#### [Work to complete]
Quote every entry word for word.

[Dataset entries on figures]

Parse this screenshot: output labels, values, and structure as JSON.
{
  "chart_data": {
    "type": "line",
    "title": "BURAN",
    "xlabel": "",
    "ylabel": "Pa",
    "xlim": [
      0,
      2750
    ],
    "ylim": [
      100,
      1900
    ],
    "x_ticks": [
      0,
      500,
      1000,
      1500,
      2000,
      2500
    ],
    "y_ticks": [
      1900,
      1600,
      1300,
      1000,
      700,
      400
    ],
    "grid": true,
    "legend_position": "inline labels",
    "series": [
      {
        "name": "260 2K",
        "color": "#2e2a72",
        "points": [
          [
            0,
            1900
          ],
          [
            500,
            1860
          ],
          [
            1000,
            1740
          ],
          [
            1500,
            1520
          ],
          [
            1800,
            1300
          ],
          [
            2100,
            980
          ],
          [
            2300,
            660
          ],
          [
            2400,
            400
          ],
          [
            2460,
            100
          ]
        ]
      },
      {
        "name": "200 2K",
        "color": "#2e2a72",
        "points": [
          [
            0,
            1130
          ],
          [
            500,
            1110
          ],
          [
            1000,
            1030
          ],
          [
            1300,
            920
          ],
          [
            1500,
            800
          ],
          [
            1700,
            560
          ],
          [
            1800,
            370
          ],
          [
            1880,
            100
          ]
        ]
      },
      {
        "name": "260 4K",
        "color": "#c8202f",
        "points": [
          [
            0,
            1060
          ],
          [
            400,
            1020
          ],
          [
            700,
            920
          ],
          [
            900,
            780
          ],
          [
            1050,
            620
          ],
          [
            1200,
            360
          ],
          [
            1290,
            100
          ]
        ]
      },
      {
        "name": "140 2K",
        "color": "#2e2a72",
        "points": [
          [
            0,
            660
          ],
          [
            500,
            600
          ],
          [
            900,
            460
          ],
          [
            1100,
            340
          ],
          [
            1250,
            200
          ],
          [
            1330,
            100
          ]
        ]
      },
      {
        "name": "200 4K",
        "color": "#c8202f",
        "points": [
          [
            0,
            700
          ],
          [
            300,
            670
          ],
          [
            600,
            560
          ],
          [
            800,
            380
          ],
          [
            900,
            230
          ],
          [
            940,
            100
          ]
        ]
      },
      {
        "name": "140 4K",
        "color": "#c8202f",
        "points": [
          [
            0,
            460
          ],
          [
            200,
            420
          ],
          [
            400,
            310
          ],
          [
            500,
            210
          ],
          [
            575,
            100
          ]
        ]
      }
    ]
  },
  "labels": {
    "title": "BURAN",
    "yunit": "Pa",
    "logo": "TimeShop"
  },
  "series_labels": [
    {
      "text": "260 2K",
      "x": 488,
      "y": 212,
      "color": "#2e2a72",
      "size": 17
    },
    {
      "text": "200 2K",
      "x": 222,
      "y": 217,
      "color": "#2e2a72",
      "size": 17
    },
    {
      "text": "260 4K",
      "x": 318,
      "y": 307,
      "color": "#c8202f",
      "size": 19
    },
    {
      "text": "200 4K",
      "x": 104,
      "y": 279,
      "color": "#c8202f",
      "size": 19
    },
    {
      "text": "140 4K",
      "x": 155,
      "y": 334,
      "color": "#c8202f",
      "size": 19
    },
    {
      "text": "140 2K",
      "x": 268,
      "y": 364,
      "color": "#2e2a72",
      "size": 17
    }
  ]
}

#### [Exercise answer]
Parse this screenshot: output labels, values, and structure as JSON.
{
  "chart_data": {
    "type": "line",
    "title": "BURAN",
    "xlabel": "",
    "ylabel": "Pa",
    "xlim": [
      0,
      2750
    ],
    "ylim": [
      100,
      1900
    ],
    "x_ticks": [
      0,
      500,
      1000,
      1500,
      2000,
      2500
    ],
    "y_ticks": [
      1900,
      1600,
      1300,
      1000,
      700,
      400
    ],
    "grid": true,
    "legend_position": "inline labels",
    "series": [
      {
        "name": "260 2K",
        "color": "#2e2a72",
        "points": [
          [
            0,
            1900
          ],
          [
            500,
            1860
          ],
          [
            1000,
            1740
          ],
          [
            1500,
            1520
          ],
          [
            1800,
            1300
          ],
          [
            2100,
            980
          ],
          [
            2300,
            660
          ],
          [
            2400,
            400
          ],
          [
            2460,
            100
          ]
        ]
      },
      {
        "name": "200 2K",
        "color": "#2e2a72",
        "points": [
          [
            0,
            1130
          ],
          [
            500,
            1110
          ],
          [
            1000,
            1030
          ],
          [
            1300,
            920
          ],
          [
            1500,
            800
          ],
          [
            1700,
            560
          ],
          [
            1800,
            370
          ],
          [
            1880,
            100
          ]
        ]
      },
      {
        "name": "260 4K",
        "color": "#c8202f",
        "points": [
          [
            0,
            1060
          ],
          [
            400,
            1020
          ],
          [
            700,
            920
          ],
          [
            900,
            780
          ],
          [
            1050,
            620
          ],
          [
            1200,
            360
          ],
          [
            1290,
            100
          ]
        ]
      },
      {
        "name": "140 2K",
        "color": "#2e2a72",
        "points": [
          [
            0,
            660
          ],
          [
            500,
            600
          ],
          [
            900,
            460
          ],
          [
            1100,
            340
          ],
          [
            1250,
            200
          ],
          [
            1330,
            100
          ]
        ]
      },
      {
        "name": "200 4K",
        "color": "#c8202f",
        "points": [
          [
            0,
            700
          ],
          [
            300,
            670
          ],
          [
            600,
            560
          ],
          [
            800,
            380
          ],
          [
            900,
            230
          ],
          [
            940,
            100
          ]
        ]
      },
      {
        "name": "140 4K",
        "color": "#c8202f",
        "points": [
          [
            0,
            460
          ],
          [
            200,
            420
          ],
          [
            400,
            310
          ],
          [
            500,
            210
          ],
          [
            575,
            100
          ]
        ]
      }
    ]
  },
  "labels": {
    "title": "BURAN",
    "yunit": "Pa",
    "logo": "TimeShop"
  },
  "series_labels": [
    {
      "text": "260 2K",
      "x": 488,
      "y": 212,
      "color": "#2e2a72",
      "size": 17
    },
    {
      "text": "200 2K",
      "x": 222,
      "y": 217,
      "color": "#2e2a72",
      "size": 17
    },
    {
      "text": "260 4K",
      "x": 318,
      "y": 307,
      "color": "#c8202f",
      "size": 19
    },
    {
      "text": "200 4K",
      "x": 104,
      "y": 279,
      "color": "#c8202f",
      "size": 19
    },
    {
      "text": "140 4K",
      "x": 155,
      "y": 334,
      "color": "#c8202f",
      "size": 19
    },
    {
      "text": "140 2K",
      "x": 268,
      "y": 364,
      "color": "#2e2a72",
      "size": 17
    }
  ]
}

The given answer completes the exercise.